Reproduce all the entries precisely.

_Dataset content:_

+++

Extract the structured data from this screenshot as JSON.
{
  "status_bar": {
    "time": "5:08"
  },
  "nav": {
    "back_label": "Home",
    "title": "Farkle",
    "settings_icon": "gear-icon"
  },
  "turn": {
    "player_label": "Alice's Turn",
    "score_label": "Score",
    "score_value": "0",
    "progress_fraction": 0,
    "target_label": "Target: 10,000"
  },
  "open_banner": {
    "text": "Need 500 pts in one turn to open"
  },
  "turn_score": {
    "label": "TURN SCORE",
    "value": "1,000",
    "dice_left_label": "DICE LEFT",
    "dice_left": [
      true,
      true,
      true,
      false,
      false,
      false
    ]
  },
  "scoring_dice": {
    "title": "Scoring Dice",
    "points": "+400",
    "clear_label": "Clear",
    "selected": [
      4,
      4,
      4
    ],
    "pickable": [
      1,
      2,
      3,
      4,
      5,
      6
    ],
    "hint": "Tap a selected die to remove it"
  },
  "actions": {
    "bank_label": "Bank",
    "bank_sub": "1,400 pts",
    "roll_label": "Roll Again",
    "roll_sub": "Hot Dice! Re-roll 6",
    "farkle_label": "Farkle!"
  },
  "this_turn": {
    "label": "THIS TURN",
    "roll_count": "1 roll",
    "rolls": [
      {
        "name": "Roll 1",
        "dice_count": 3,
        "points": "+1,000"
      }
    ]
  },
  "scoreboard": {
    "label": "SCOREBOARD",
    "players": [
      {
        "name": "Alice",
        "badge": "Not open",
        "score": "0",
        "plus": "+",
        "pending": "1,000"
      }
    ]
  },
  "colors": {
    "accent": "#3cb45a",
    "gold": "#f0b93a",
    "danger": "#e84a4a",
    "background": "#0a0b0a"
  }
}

+++

_Response to the task:_
Extract the structured data from this screenshot as JSON.
{
  "status_bar": {
    "time": "5:08"
  },
  "nav": {
    "back_label": "Home",
    "title": "Farkle",
    "settings_icon": "gear-icon"
  },
  "turn": {
    "player_label": "Alice's Turn",
    "score_label": "Score",
    "score_value": "0",
    "progress_fraction": 0,
    "target_label": "Target: 10,000"
  },
  "open_banner": {
    "text": "Need 500 pts in one turn to open"
  },
  "turn_score": {
    "label": "TURN SCORE",
    "value": "1,000",
    "dice_left_label": "DICE LEFT",
    "dice_left": [
      true,
      true,
      true,
      false,
      false,
      false
    ]
  },
  "scoring_dice": {
    "title": "Scoring Dice",
    "points": "+400",
    "clear_label": "Clear",
    "selected": [
      4,
      4,
      4
    ],
    "pickable": [
      1,
      2,
      3,
      4,
      5,
      6
    ],
    "hint": "Tap a selected die to remove it"
  },
  "actions": {
    "bank_label": "Bank",
    "bank_sub": "1,400 pts",
    "roll_label": "Roll Again",
    "roll_sub": "Hot Dice! Re-roll 6",
    "farkle_label": "Farkle!"
  },
  "this_turn": {
    "label": "THIS TURN",
    "roll_count": "1 roll",
    "rolls": [
      {
        "name": "Roll 1",
        "dice_count": 3,
        "points": "+1,000"
      }
    ]
  },
  "scoreboard": {
    "label": "SCOREBOARD",
    "players": [
      {
        "name": "Alice",
        "badge": "Not open",
        "score": "0",
        "plus": "+",
        "pending": "1,000"
      }
    ]
  },
  "colors": {
    "accent": "#3cb45a",
    "gold": "#f0b93a",
    "danger": "#e84a4a",
    "background": "#0a0b0a"
  }
}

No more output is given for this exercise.